**Required work:**
Retype every entry word for word.

─── Stored rows

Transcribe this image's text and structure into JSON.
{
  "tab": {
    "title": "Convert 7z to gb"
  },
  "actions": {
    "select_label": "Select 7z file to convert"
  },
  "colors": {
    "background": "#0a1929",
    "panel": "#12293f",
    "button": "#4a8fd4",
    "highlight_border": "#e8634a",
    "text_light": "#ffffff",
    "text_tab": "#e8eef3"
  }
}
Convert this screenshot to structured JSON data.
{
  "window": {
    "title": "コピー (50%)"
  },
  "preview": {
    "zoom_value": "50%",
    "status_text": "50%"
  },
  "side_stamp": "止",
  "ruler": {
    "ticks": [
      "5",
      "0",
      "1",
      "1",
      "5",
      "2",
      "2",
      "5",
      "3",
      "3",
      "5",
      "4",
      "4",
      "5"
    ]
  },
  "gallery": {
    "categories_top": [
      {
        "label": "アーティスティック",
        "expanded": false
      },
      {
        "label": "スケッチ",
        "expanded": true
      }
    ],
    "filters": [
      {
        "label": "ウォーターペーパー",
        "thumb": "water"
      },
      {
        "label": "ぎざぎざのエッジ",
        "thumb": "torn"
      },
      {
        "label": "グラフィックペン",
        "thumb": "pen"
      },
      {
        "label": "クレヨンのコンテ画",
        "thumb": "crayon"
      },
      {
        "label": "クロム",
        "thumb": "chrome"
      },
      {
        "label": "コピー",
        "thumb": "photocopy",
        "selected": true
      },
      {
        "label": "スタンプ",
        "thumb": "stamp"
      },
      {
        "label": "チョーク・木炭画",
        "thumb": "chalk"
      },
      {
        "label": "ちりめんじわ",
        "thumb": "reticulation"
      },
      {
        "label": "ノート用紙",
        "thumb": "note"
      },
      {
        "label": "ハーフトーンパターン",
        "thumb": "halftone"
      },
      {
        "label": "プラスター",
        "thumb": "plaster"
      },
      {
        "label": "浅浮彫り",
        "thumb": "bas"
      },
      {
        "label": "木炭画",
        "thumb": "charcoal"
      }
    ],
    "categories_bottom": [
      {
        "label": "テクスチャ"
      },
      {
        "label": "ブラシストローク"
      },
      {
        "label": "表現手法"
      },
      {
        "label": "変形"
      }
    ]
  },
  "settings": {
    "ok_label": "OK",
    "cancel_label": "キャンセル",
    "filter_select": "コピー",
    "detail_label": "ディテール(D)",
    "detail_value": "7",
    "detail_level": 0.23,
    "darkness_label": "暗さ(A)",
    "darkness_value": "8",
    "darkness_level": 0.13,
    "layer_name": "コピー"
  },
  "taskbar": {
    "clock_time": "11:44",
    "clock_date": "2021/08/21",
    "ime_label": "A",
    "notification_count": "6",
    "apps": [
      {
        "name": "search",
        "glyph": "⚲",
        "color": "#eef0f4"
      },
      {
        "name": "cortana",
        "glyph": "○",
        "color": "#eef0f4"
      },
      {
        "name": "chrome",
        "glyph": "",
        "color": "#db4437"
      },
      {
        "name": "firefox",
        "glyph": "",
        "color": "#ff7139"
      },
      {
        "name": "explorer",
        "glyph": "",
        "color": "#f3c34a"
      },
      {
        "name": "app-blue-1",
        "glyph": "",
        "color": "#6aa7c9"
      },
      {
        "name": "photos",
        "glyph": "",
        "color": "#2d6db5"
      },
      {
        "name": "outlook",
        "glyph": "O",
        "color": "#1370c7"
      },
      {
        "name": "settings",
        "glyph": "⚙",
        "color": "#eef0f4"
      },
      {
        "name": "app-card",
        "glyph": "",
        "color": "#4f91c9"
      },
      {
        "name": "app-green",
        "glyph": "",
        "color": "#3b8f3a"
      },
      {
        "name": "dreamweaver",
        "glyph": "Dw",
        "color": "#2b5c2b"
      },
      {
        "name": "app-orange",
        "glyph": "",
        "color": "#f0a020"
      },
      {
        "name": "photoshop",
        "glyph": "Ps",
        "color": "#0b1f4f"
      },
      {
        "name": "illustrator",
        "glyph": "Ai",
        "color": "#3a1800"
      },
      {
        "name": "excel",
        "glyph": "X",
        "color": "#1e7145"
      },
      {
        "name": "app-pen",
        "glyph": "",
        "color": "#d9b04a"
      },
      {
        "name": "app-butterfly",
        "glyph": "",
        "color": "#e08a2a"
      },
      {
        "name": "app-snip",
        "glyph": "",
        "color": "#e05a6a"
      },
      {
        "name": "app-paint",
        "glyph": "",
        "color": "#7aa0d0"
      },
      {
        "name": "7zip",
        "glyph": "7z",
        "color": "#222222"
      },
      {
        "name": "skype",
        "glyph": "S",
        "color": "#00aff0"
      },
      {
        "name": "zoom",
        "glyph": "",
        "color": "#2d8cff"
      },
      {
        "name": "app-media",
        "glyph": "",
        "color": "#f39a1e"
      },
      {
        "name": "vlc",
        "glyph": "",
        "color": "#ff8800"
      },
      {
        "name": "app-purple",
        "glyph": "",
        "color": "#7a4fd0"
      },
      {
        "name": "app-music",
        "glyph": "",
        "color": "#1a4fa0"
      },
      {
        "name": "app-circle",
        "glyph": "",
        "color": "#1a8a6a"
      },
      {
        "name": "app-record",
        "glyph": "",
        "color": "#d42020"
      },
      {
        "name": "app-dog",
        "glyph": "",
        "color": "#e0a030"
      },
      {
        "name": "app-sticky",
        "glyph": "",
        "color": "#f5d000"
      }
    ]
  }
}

──────

**Correct result:**
Transcribe this image's text and structure into JSON.
{
  "tab": {
    "title": "Convert 7z to gb"
  },
  "actions": {
    "select_label": "Select 7z file to convert"
  },
  "colors": {
    "background": "#0a1929",
    "panel": "#12293f",
    "button": "#4a8fd4",
    "highlight_border": "#e8634a",
    "text_light": "#ffffff",
    "text_tab": "#e8eef3"
  }
}
Convert this screenshot to structured JSON data.
{
  "window": {
    "title": "コピー (50%)"
  },
  "preview": {
    "zoom_value": "50%",
    "status_text": "50%"
  },
  "side_stamp": "止",
  "ruler": {
    "ticks": [
      "5",
      "0",
      "1",
      "1",
      "5",
      "2",
      "2",
      "5",
      "3",
      "3",
      "5",
      "4",
      "4",
      "5"
    ]
  },
  "gallery": {
    "categories_top": [
      {
        "label": "アーティスティック",
        "expanded": false
      },
      {
        "label": "スケッチ",
        "expanded": true
      }
    ],
    "filters": [
      {
        "label": "ウォーターペーパー",
        "thumb": "water"
      },
      {
        "label": "ぎざぎざのエッジ",
        "thumb": "torn"
      },
      {
        "label": "グラフィックペン",
        "thumb": "pen"
      },
      {
        "label": "クレヨンのコンテ画",
        "thumb": "crayon"
      },
      {
        "label": "クロム",
        "thumb": "chrome"
      },
      {
        "label": "コピー",
        "thumb": "photocopy",
        "selected": true
      },
      {
        "label": "スタンプ",
        "thumb": "stamp"
      },
      {
        "label": "チョーク・木炭画",
        "thumb": "chalk"
      },
      {
        "label": "ちりめんじわ",
        "thumb": "reticulation"
      },
      {
        "label": "ノート用紙",
        "thumb": "note"
      },
      {
        "label": "ハーフトーンパターン",
        "thumb": "halftone"
      },
      {
        "label": "プラスター",
        "thumb": "plaster"
      },
      {
        "label": "浅浮彫り",
        "thumb": "bas"
      },
      {
        "label": "木炭画",
        "thumb": "charcoal"
      }
    ],
    "categories_bottom": [
      {
        "label": "テクスチャ"
      },
      {
        "label": "ブラシストローク"
      },
      {
        "label": "表現手法"
      },
      {
        "label": "変形"
      }
    ]
  },
  "settings": {
    "ok_label": "OK",
    "cancel_label": "キャンセル",
    "filter_select": "コピー",
    "detail_label": "ディテール(D)",
    "detail_value": "7",
    "detail_level": 0.23,
    "darkness_label": "暗さ(A)",
    "darkness_value": "8",
    "darkness_level": 0.13,
    "layer_name": "コピー"
  },
  "taskbar": {
    "clock_time": "11:44",
    "clock_date": "2021/08/21",
    "ime_label": "A",
    "notification_count": "6",
    "apps": [
      {
        "name": "search",
        "glyph": "⚲",
        "color": "#eef0f4"
      },
      {
        "name": "cortana",
        "glyph": "○",
        "color": "#eef0f4"
      },
      {
        "name": "chrome",
        "glyph": "",
        "color": "#db4437"
      },
      {
        "name": "firefox",
        "glyph": "",
        "color": "#ff7139"
      },
      {
        "name": "explorer",
        "glyph": "",
        "color": "#f3c34a"
      },
      {
        "name": "app-blue-1",
        "glyph": "",
        "color": "#6aa7c9"
      },
      {
        "name": "photos",
        "glyph": "",
        "color": "#2d6db5"
      },
      {
        "name": "outlook",
        "glyph": "O",
        "color": "#1370c7"
      },
      {
        "name": "settings",
        "glyph": "⚙",
        "color": "#eef0f4"
      },
      {
        "name": "app-card",
        "glyph": "",
        "color": "#4f91c9"
      },
      {
        "name": "app-green",
        "glyph": "",
        "color": "#3b8f3a"
      },
      {
        "name": "dreamweaver",
        "glyph": "Dw",
        "color": "#2b5c2b"
      },
      {
        "name": "app-orange",
        "glyph": "",
        "color": "#f0a020"
      },
      {
        "name": "photoshop",
        "glyph": "Ps",
        "color": "#0b1f4f"
      },
      {
        "name": "illustrator",
        "glyph": "Ai",
        "color": "#3a1800"
      },
      {
        "name": "excel",
        "glyph": "X",
        "color": "#1e7145"
      },
      {
        "name": "app-pen",
        "glyph": "",
        "color": "#d9b04a"
      },
      {
        "name": "app-butterfly",
        "glyph": "",
        "color": "#e08a2a"
      },
      {
        "name": "app-snip",
        "glyph": "",
        "color": "#e05a6a"
      },
      {
        "name": "app-paint",
        "glyph": "",
        "color": "#7aa0d0"
      },
      {
        "name": "7zip",
        "glyph": "7z",
        "color": "#222222"
      },
      {
        "name": "skype",
        "glyph": "S",
        "color": "#00aff0"
      },
      {
        "name": "zoom",
        "glyph": "",
        "color": "#2d8cff"
      },
      {
        "name": "app-media",
        "glyph": "",
        "color": "#f39a1e"
      },
      {
        "name": "vlc",
        "glyph": "",
        "color": "#ff8800"
      },
      {
        "name": "app-purple",
        "glyph": "",
        "color": "#7a4fd0"
      },
      {
        "name": "app-music",
        "glyph": "",
        "color": "#1a4fa0"
      },
      {
        "name": "app-circle",
        "glyph": "",
        "color": "#1a8a6a"
      },
      {
        "name": "app-record",
        "glyph": "",
        "color": "#d42020"
      },
      {
        "name": "app-dog",
        "glyph": "",
        "color": "#e0a030"
      },
      {
        "name": "app-sticky",
        "glyph": "",
        "color": "#f5d000"
      }
    ]
  }
}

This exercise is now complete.